— start DATA ENTRIES —

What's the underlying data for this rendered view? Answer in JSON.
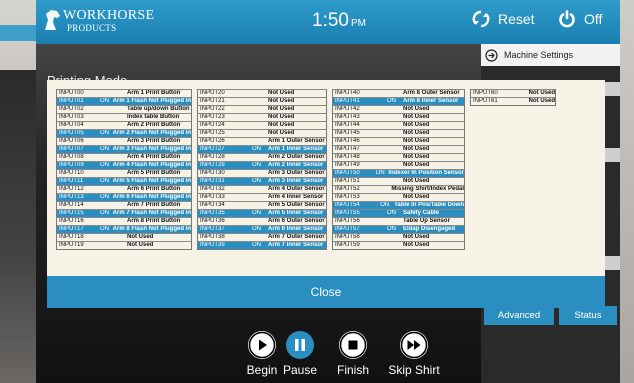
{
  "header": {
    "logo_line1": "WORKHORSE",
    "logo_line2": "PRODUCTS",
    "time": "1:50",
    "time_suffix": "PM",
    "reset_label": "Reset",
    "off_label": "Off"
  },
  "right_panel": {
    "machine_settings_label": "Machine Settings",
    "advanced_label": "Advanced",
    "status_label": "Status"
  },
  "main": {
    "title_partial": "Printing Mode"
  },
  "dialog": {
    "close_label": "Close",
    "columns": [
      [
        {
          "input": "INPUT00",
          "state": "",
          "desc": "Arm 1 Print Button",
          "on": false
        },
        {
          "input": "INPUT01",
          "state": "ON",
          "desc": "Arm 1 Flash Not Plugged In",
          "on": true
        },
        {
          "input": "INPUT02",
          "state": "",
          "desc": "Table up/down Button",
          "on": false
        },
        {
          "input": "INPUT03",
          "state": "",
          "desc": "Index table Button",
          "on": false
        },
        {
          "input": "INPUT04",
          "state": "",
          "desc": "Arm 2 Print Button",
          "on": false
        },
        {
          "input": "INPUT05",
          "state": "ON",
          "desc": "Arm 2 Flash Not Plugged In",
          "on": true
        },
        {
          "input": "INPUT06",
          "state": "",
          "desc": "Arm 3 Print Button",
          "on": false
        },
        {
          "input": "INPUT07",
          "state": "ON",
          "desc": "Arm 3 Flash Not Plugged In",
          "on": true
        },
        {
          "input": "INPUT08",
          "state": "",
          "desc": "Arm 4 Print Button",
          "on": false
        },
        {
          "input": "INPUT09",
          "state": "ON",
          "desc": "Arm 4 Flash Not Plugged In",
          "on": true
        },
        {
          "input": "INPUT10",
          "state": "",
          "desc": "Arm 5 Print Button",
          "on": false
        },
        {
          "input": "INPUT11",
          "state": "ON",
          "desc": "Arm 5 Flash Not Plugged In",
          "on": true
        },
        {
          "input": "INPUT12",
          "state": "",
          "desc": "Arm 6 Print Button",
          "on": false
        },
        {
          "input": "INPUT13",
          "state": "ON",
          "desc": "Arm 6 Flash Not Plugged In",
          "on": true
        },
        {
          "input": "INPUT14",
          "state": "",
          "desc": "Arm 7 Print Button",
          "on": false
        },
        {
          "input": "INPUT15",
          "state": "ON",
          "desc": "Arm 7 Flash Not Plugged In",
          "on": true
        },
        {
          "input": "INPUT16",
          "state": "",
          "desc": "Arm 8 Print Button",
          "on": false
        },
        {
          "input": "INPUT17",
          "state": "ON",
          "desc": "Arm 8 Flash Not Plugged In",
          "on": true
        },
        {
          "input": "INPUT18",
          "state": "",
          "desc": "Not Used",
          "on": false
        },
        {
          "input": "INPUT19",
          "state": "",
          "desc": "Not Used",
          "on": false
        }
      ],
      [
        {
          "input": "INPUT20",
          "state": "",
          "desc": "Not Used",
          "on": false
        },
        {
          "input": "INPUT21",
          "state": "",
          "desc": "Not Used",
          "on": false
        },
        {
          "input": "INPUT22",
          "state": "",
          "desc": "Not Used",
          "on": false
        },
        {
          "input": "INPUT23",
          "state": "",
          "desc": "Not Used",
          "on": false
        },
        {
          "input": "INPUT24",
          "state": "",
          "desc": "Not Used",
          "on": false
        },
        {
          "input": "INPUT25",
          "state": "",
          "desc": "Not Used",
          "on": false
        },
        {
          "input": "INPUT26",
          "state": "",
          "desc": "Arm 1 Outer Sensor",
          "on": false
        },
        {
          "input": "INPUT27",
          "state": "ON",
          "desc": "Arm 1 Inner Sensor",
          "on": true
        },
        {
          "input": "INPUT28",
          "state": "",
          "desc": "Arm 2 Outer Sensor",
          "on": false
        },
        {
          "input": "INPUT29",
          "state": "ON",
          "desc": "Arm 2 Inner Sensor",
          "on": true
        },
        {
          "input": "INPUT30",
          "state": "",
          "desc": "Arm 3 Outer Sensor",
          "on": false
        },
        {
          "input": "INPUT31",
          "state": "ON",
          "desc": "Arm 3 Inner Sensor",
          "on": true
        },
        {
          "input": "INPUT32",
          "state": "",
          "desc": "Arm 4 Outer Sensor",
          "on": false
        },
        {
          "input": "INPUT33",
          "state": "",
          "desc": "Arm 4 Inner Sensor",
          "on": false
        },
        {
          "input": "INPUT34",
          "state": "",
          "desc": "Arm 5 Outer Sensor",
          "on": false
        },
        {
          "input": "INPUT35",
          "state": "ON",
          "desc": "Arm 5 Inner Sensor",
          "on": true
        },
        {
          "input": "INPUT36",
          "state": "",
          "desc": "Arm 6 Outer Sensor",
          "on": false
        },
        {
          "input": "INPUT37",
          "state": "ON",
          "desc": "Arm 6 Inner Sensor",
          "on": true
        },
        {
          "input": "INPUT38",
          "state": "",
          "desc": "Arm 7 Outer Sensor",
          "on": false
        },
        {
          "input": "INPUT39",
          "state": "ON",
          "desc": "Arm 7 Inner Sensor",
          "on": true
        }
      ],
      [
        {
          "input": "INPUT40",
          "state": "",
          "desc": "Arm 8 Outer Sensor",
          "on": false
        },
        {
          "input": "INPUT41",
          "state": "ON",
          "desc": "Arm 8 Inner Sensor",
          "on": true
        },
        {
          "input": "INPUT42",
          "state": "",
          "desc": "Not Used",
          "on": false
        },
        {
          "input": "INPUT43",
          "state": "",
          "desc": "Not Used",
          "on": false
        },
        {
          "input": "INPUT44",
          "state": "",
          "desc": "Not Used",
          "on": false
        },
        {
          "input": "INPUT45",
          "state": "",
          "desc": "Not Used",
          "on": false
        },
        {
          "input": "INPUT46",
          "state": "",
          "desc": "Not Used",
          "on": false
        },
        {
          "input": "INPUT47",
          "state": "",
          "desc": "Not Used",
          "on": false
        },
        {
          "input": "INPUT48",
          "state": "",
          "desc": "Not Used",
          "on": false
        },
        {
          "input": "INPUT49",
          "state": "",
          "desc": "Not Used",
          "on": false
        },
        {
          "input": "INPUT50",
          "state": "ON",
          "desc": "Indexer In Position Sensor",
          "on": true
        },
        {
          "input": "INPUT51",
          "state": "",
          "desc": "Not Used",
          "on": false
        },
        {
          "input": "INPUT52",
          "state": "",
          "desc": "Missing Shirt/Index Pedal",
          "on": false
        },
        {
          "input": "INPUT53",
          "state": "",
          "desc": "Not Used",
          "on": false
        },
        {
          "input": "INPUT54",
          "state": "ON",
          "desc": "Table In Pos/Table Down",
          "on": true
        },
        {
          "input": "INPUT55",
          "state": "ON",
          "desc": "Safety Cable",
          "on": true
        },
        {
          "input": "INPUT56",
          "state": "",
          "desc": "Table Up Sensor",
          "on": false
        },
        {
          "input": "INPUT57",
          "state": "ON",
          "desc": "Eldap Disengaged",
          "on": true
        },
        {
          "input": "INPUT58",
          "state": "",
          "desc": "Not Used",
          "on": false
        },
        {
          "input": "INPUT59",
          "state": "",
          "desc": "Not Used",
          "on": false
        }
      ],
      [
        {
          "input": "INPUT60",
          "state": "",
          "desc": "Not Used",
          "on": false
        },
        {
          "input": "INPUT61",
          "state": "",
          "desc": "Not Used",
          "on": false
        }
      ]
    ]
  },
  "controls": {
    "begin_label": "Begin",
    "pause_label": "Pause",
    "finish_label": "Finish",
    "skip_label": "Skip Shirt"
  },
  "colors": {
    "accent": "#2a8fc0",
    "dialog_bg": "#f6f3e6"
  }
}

— end DATA ENTRIES —

| REQUIRED WORK |
Exclude the pictures, and transcribe all of the material exactly.

| EXPECTED ANSWER |
What's the underlying data for this rendered view? Answer in JSON.
{
  "header": {
    "logo_line1": "WORKHORSE",
    "logo_line2": "PRODUCTS",
    "time": "1:50",
    "time_suffix": "PM",
    "reset_label": "Reset",
    "off_label": "Off"
  },
  "right_panel": {
    "machine_settings_label": "Machine Settings",
    "advanced_label": "Advanced",
    "status_label": "Status"
  },
  "main": {
    "title_partial": "Printing Mode"
  },
  "dialog": {
    "close_label": "Close",
    "columns": [
      [
        {
          "input": "INPUT00",
          "state": "",
          "desc": "Arm 1 Print Button",
          "on": false
        },
        {
          "input": "INPUT01",
          "state": "ON",
          "desc": "Arm 1 Flash Not Plugged In",
          "on": true
        },
        {
          "input": "INPUT02",
          "state": "",
          "desc": "Table up/down Button",
          "on": false
        },
        {
          "input": "INPUT03",
          "state": "",
          "desc": "Index table Button",
          "on": false
        },
        {
          "input": "INPUT04",
          "state": "",
          "desc": "Arm 2 Print Button",
          "on": false
        },
        {
          "input": "INPUT05",
          "state": "ON",
          "desc": "Arm 2 Flash Not Plugged In",
          "on": true
        },
        {
          "input": "INPUT06",
          "state": "",
          "desc": "Arm 3 Print Button",
          "on": false
        },
        {
          "input": "INPUT07",
          "state": "ON",
          "desc": "Arm 3 Flash Not Plugged In",
          "on": true
        },
        {
          "input": "INPUT08",
          "state": "",
          "desc": "Arm 4 Print Button",
          "on": false
        },
        {
          "input": "INPUT09",
          "state": "ON",
          "desc": "Arm 4 Flash Not Plugged In",
          "on": true
        },
        {
          "input": "INPUT10",
          "state": "",
          "desc": "Arm 5 Print Button",
          "on": false
        },
        {
          "input": "INPUT11",
          "state": "ON",
          "desc": "Arm 5 Flash Not Plugged In",
          "on": true
        },
        {
          "input": "INPUT12",
          "state": "",
          "desc": "Arm 6 Print Button",
          "on": false
        },
        {
          "input": "INPUT13",
          "state": "ON",
          "desc": "Arm 6 Flash Not Plugged In",
          "on": true
        },
        {
          "input": "INPUT14",
          "state": "",
          "desc": "Arm 7 Print Button",
          "on": false
        },
        {
          "input": "INPUT15",
          "state": "ON",
          "desc": "Arm 7 Flash Not Plugged In",
          "on": true
        },
        {
          "input": "INPUT16",
          "state": "",
          "desc": "Arm 8 Print Button",
          "on": false
        },
        {
          "input": "INPUT17",
          "state": "ON",
          "desc": "Arm 8 Flash Not Plugged In",
          "on": true
        },
        {
          "input": "INPUT18",
          "state": "",
          "desc": "Not Used",
          "on": false
        },
        {
          "input": "INPUT19",
          "state": "",
          "desc": "Not Used",
          "on": false
        }
      ],
      [
        {
          "input": "INPUT20",
          "state": "",
          "desc": "Not Used",
          "on": false
        },
        {
          "input": "INPUT21",
          "state": "",
          "desc": "Not Used",
          "on": false
        },
        {
          "input": "INPUT22",
          "state": "",
          "desc": "Not Used",
          "on": false
        },
        {
          "input": "INPUT23",
          "state": "",
          "desc": "Not Used",
          "on": false
        },
        {
          "input": "INPUT24",
          "state": "",
          "desc": "Not Used",
          "on": false
        },
        {
          "input": "INPUT25",
          "state": "",
          "desc": "Not Used",
          "on": false
        },
        {
          "input": "INPUT26",
          "state": "",
          "desc": "Arm 1 Outer Sensor",
          "on": false
        },
        {
          "input": "INPUT27",
          "state": "ON",
          "desc": "Arm 1 Inner Sensor",
          "on": true
        },
        {
          "input": "INPUT28",
          "state": "",
          "desc": "Arm 2 Outer Sensor",
          "on": false
        },
        {
          "input": "INPUT29",
          "state": "ON",
          "desc": "Arm 2 Inner Sensor",
          "on": true
        },
        {
          "input": "INPUT30",
          "state": "",
          "desc": "Arm 3 Outer Sensor",
          "on": false
        },
        {
          "input": "INPUT31",
          "state": "ON",
          "desc": "Arm 3 Inner Sensor",
          "on": true
        },
        {
          "input": "INPUT32",
          "state": "",
          "desc": "Arm 4 Outer Sensor",
          "on": false
        },
        {
          "input": "INPUT33",
          "state": "",
          "desc": "Arm 4 Inner Sensor",
          "on": false
        },
        {
          "input": "INPUT34",
          "state": "",
          "desc": "Arm 5 Outer Sensor",
          "on": false
        },
        {
          "input": "INPUT35",
          "state": "ON",
          "desc": "Arm 5 Inner Sensor",
          "on": true
        },
        {
          "input": "INPUT36",
          "state": "",
          "desc": "Arm 6 Outer Sensor",
          "on": false
        },
        {
          "input": "INPUT37",
          "state": "ON",
          "desc": "Arm 6 Inner Sensor",
          "on": true
        },
        {
          "input": "INPUT38",
          "state": "",
          "desc": "Arm 7 Outer Sensor",
          "on": false
        },
        {
          "input": "INPUT39",
          "state": "ON",
          "desc": "Arm 7 Inner Sensor",
          "on": true
        }
      ],
      [
        {
          "input": "INPUT40",
          "state": "",
          "desc": "Arm 8 Outer Sensor",
          "on": false
        },
        {
          "input": "INPUT41",
          "state": "ON",
          "desc": "Arm 8 Inner Sensor",
          "on": true
        },
        {
          "input": "INPUT42",
          "state": "",
          "desc": "Not Used",
          "on": false
        },
        {
          "input": "INPUT43",
          "state": "",
          "desc": "Not Used",
          "on": false
        },
        {
          "input": "INPUT44",
          "state": "",
          "desc": "Not Used",
          "on": false
        },
        {
          "input": "INPUT45",
          "state": "",
          "desc": "Not Used",
          "on": false
        },
        {
          "input": "INPUT46",
          "state": "",
          "desc": "Not Used",
          "on": false
        },
        {
          "input": "INPUT47",
          "state": "",
          "desc": "Not Used",
          "on": false
        },
        {
          "input": "INPUT48",
          "state": "",
          "desc": "Not Used",
          "on": false
        },
        {
          "input": "INPUT49",
          "state": "",
          "desc": "Not Used",
          "on": false
        },
        {
          "input": "INPUT50",
          "state": "ON",
          "desc": "Indexer In Position Sensor",
          "on": true
        },
        {
          "input": "INPUT51",
          "state": "",
          "desc": "Not Used",
          "on": false
        },
        {
          "input": "INPUT52",
          "state": "",
          "desc": "Missing Shirt/Index Pedal",
          "on": false
        },
        {
          "input": "INPUT53",
          "state": "",
          "desc": "Not Used",
          "on": false
        },
        {
          "input": "INPUT54",
          "state": "ON",
          "desc": "Table In Pos/Table Down",
          "on": true
        },
        {
          "input": "INPUT55",
          "state": "ON",
          "desc": "Safety Cable",
          "on": true
        },
        {
          "input": "INPUT56",
          "state": "",
          "desc": "Table Up Sensor",
          "on": false
        },
        {
          "input": "INPUT57",
          "state": "ON",
          "desc": "Eldap Disengaged",
          "on": true
        },
        {
          "input": "INPUT58",
          "state": "",
          "desc": "Not Used",
          "on": false
        },
        {
          "input": "INPUT59",
          "state": "",
          "desc": "Not Used",
          "on": false
        }
      ],
      [
        {
          "input": "INPUT60",
          "state": "",
          "desc": "Not Used",
          "on": false
        },
        {
          "input": "INPUT61",
          "state": "",
          "desc": "Not Used",
          "on": false
        }
      ]
    ]
  },
  "controls": {
    "begin_label": "Begin",
    "pause_label": "Pause",
    "finish_label": "Finish",
    "skip_label": "Skip Shirt"
  },
  "colors": {
    "accent": "#2a8fc0",
    "dialog_bg": "#f6f3e6"
  }
}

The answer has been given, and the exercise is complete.